**DESCRIPTION OF THE TASK**
Give the data again, word for word.

[Records from a collection]
"""

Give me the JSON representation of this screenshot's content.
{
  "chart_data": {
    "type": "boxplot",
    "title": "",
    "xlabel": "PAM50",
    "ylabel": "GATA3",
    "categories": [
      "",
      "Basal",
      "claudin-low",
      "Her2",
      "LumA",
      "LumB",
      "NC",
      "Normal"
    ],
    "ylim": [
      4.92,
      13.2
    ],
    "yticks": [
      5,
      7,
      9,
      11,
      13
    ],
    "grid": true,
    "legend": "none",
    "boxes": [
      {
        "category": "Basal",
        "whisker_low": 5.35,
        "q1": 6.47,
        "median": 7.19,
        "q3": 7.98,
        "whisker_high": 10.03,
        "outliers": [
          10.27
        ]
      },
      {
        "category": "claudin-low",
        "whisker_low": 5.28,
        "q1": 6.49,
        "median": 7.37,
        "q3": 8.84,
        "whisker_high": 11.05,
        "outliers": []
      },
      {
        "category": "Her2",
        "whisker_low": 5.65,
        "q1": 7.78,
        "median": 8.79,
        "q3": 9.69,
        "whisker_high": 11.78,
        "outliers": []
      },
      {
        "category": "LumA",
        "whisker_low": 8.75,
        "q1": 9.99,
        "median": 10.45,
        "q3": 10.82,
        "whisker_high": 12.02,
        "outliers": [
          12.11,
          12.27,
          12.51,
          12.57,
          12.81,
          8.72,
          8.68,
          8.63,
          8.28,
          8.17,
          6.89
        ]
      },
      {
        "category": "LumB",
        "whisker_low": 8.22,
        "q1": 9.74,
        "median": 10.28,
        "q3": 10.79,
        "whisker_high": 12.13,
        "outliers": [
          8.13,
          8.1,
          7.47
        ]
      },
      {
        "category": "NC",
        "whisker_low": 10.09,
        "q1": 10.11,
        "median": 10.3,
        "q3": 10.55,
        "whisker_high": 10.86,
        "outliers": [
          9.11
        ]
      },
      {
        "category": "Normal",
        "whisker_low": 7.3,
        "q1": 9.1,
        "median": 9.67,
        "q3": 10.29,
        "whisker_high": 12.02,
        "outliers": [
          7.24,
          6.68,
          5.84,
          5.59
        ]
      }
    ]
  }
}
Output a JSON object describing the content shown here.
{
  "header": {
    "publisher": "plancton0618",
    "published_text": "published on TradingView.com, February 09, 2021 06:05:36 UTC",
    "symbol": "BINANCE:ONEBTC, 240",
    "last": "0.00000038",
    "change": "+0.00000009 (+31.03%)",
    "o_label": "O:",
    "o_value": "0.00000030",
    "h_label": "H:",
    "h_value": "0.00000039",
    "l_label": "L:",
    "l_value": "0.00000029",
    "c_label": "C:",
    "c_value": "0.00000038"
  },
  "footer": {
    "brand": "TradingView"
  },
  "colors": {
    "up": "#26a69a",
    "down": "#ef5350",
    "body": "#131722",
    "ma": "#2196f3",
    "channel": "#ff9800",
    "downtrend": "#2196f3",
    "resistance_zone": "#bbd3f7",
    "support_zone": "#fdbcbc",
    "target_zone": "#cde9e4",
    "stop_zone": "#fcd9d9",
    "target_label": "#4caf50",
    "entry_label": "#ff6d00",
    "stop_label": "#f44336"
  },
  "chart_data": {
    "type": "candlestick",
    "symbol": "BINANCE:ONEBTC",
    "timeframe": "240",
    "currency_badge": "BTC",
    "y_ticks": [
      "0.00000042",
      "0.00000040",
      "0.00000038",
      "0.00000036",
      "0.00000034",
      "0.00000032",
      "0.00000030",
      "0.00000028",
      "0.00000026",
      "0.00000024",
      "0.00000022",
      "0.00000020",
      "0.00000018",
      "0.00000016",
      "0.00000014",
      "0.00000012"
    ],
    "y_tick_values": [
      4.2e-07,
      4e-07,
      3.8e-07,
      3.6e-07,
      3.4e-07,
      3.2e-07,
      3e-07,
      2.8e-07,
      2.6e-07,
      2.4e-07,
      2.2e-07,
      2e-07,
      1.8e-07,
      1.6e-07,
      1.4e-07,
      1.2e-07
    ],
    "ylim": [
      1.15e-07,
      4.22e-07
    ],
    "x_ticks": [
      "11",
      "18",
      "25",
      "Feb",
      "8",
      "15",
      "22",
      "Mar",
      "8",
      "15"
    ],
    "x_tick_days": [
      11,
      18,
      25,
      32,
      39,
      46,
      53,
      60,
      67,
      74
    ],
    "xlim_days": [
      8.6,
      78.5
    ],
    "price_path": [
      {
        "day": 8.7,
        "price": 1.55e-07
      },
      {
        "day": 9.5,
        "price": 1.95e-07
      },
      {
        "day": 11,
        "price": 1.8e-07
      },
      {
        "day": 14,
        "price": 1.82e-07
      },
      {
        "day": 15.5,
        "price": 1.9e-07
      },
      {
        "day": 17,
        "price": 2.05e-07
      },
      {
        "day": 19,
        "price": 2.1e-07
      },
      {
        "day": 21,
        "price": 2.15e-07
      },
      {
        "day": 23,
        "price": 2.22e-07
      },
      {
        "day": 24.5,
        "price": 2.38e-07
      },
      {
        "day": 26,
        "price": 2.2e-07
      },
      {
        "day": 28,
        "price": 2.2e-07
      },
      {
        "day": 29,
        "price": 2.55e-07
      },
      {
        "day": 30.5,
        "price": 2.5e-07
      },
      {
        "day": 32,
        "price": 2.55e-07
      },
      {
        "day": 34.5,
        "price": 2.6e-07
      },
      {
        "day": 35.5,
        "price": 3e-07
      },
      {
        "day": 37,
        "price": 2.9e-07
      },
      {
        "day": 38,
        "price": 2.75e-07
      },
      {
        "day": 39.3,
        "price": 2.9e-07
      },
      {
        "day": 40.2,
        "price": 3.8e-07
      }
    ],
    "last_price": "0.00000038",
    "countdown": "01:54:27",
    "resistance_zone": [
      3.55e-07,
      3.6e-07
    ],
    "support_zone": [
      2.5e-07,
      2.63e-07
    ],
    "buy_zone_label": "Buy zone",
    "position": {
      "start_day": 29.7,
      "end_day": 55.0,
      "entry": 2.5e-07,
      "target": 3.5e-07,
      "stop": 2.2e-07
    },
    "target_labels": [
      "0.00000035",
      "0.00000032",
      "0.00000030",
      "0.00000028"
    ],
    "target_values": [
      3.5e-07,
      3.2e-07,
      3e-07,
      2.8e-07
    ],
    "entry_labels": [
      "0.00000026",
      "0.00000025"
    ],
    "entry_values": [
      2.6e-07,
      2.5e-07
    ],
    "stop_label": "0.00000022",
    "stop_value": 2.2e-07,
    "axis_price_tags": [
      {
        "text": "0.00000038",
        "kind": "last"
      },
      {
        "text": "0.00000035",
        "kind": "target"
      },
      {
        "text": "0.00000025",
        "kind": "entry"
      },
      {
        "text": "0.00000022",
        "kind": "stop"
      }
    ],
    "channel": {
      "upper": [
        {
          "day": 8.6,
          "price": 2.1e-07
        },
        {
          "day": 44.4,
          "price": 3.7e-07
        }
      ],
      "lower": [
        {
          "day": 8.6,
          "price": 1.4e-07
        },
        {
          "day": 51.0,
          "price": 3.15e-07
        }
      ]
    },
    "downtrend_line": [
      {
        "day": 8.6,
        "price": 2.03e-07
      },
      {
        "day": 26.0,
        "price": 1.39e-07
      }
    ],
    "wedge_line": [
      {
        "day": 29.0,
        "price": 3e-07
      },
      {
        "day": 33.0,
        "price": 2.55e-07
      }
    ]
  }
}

"""

**TASK RESULT**
Give me the JSON representation of this screenshot's content.
{
  "chart_data": {
    "type": "boxplot",
    "title": "",
    "xlabel": "PAM50",
    "ylabel": "GATA3",
    "categories": [
      "",
      "Basal",
      "claudin-low",
      "Her2",
      "LumA",
      "LumB",
      "NC",
      "Normal"
    ],
    "ylim": [
      4.92,
      13.2
    ],
    "yticks": [
      5,
      7,
      9,
      11,
      13
    ],
    "grid": true,
    "legend": "none",
    "boxes": [
      {
        "category": "Basal",
        "whisker_low": 5.35,
        "q1": 6.47,
        "median": 7.19,
        "q3": 7.98,
        "whisker_high": 10.03,
        "outliers": [
          10.27
        ]
      },
      {
        "category": "claudin-low",
        "whisker_low": 5.28,
        "q1": 6.49,
        "median": 7.37,
        "q3": 8.84,
        "whisker_high": 11.05,
        "outliers": []
      },
      {
        "category": "Her2",
        "whisker_low": 5.65,
        "q1": 7.78,
        "median": 8.79,
        "q3": 9.69,
        "whisker_high": 11.78,
        "outliers": []
      },
      {
        "category": "LumA",
        "whisker_low": 8.75,
        "q1": 9.99,
        "median": 10.45,
        "q3": 10.82,
        "whisker_high": 12.02,
        "outliers": [
          12.11,
          12.27,
          12.51,
          12.57,
          12.81,
          8.72,
          8.68,
          8.63,
          8.28,
          8.17,
          6.89
        ]
      },
      {
        "category": "LumB",
        "whisker_low": 8.22,
        "q1": 9.74,
        "median": 10.28,
        "q3": 10.79,
        "whisker_high": 12.13,
        "outliers": [
          8.13,
          8.1,
          7.47
        ]
      },
      {
        "category": "NC",
        "whisker_low": 10.09,
        "q1": 10.11,
        "median": 10.3,
        "q3": 10.55,
        "whisker_high": 10.86,
        "outliers": [
          9.11
        ]
      },
      {
        "category": "Normal",
        "whisker_low": 7.3,
        "q1": 9.1,
        "median": 9.67,
        "q3": 10.29,
        "whisker_high": 12.02,
        "outliers": [
          7.24,
          6.68,
          5.84,
          5.59
        ]
      }
    ]
  }
}
Output a JSON object describing the content shown here.
{
  "header": {
    "publisher": "plancton0618",
    "published_text": "published on TradingView.com, February 09, 2021 06:05:36 UTC",
    "symbol": "BINANCE:ONEBTC, 240",
    "last": "0.00000038",
    "change": "+0.00000009 (+31.03%)",
    "o_label": "O:",
    "o_value": "0.00000030",
    "h_label": "H:",
    "h_value": "0.00000039",
    "l_label": "L:",
    "l_value": "0.00000029",
    "c_label": "C:",
    "c_value": "0.00000038"
  },
  "footer": {
    "brand": "TradingView"
  },
  "colors": {
    "up": "#26a69a",
    "down": "#ef5350",
    "body": "#131722",
    "ma": "#2196f3",
    "channel": "#ff9800",
    "downtrend": "#2196f3",
    "resistance_zone": "#bbd3f7",
    "support_zone": "#fdbcbc",
    "target_zone": "#cde9e4",
    "stop_zone": "#fcd9d9",
    "target_label": "#4caf50",
    "entry_label": "#ff6d00",
    "stop_label": "#f44336"
  },
  "chart_data": {
    "type": "candlestick",
    "symbol": "BINANCE:ONEBTC",
    "timeframe": "240",
    "currency_badge": "BTC",
    "y_ticks": [
      "0.00000042",
      "0.00000040",
      "0.00000038",
      "0.00000036",
      "0.00000034",
      "0.00000032",
      "0.00000030",
      "0.00000028",
      "0.00000026",
      "0.00000024",
      "0.00000022",
      "0.00000020",
      "0.00000018",
      "0.00000016",
      "0.00000014",
      "0.00000012"
    ],
    "y_tick_values": [
      4.2e-07,
      4e-07,
      3.8e-07,
      3.6e-07,
      3.4e-07,
      3.2e-07,
      3e-07,
      2.8e-07,
      2.6e-07,
      2.4e-07,
      2.2e-07,
      2e-07,
      1.8e-07,
      1.6e-07,
      1.4e-07,
      1.2e-07
    ],
    "ylim": [
      1.15e-07,
      4.22e-07
    ],
    "x_ticks": [
      "11",
      "18",
      "25",
      "Feb",
      "8",
      "15",
      "22",
      "Mar",
      "8",
      "15"
    ],
    "x_tick_days": [
      11,
      18,
      25,
      32,
      39,
      46,
      53,
      60,
      67,
      74
    ],
    "xlim_days": [
      8.6,
      78.5
    ],
    "price_path": [
      {
        "day": 8.7,
        "price": 1.55e-07
      },
      {
        "day": 9.5,
        "price": 1.95e-07
      },
      {
        "day": 11,
        "price": 1.8e-07
      },
      {
        "day": 14,
        "price": 1.82e-07
      },
      {
        "day": 15.5,
        "price": 1.9e-07
      },
      {
        "day": 17,
        "price": 2.05e-07
      },
      {
        "day": 19,
        "price": 2.1e-07
      },
      {
        "day": 21,
        "price": 2.15e-07
      },
      {
        "day": 23,
        "price": 2.22e-07
      },
      {
        "day": 24.5,
        "price": 2.38e-07
      },
      {
        "day": 26,
        "price": 2.2e-07
      },
      {
        "day": 28,
        "price": 2.2e-07
      },
      {
        "day": 29,
        "price": 2.55e-07
      },
      {
        "day": 30.5,
        "price": 2.5e-07
      },
      {
        "day": 32,
        "price": 2.55e-07
      },
      {
        "day": 34.5,
        "price": 2.6e-07
      },
      {
        "day": 35.5,
        "price": 3e-07
      },
      {
        "day": 37,
        "price": 2.9e-07
      },
      {
        "day": 38,
        "price": 2.75e-07
      },
      {
        "day": 39.3,
        "price": 2.9e-07
      },
      {
        "day": 40.2,
        "price": 3.8e-07
      }
    ],
    "last_price": "0.00000038",
    "countdown": "01:54:27",
    "resistance_zone": [
      3.55e-07,
      3.6e-07
    ],
    "support_zone": [
      2.5e-07,
      2.63e-07
    ],
    "buy_zone_label": "Buy zone",
    "position": {
      "start_day": 29.7,
      "end_day": 55.0,
      "entry": 2.5e-07,
      "target": 3.5e-07,
      "stop": 2.2e-07
    },
    "target_labels": [
      "0.00000035",
      "0.00000032",
      "0.00000030",
      "0.00000028"
    ],
    "target_values": [
      3.5e-07,
      3.2e-07,
      3e-07,
      2.8e-07
    ],
    "entry_labels": [
      "0.00000026",
      "0.00000025"
    ],
    "entry_values": [
      2.6e-07,
      2.5e-07
    ],
    "stop_label": "0.00000022",
    "stop_value": 2.2e-07,
    "axis_price_tags": [
      {
        "text": "0.00000038",
        "kind": "last"
      },
      {
        "text": "0.00000035",
        "kind": "target"
      },
      {
        "text": "0.00000025",
        "kind": "entry"
      },
      {
        "text": "0.00000022",
        "kind": "stop"
      }
    ],
    "channel": {
      "upper": [
        {
          "day": 8.6,
          "price": 2.1e-07
        },
        {
          "day": 44.4,
          "price": 3.7e-07
        }
      ],
      "lower": [
        {
          "day": 8.6,
          "price": 1.4e-07
        },
        {
          "day": 51.0,
          "price": 3.15e-07
        }
      ]
    },
    "downtrend_line": [
      {
        "day": 8.6,
        "price": 2.03e-07
      },
      {
        "day": 26.0,
        "price": 1.39e-07
      }
    ],
    "wedge_line": [
      {
        "day": 29.0,
        "price": 3e-07
      },
      {
        "day": 33.0,
        "price": 2.55e-07
      }
    ]
  }
}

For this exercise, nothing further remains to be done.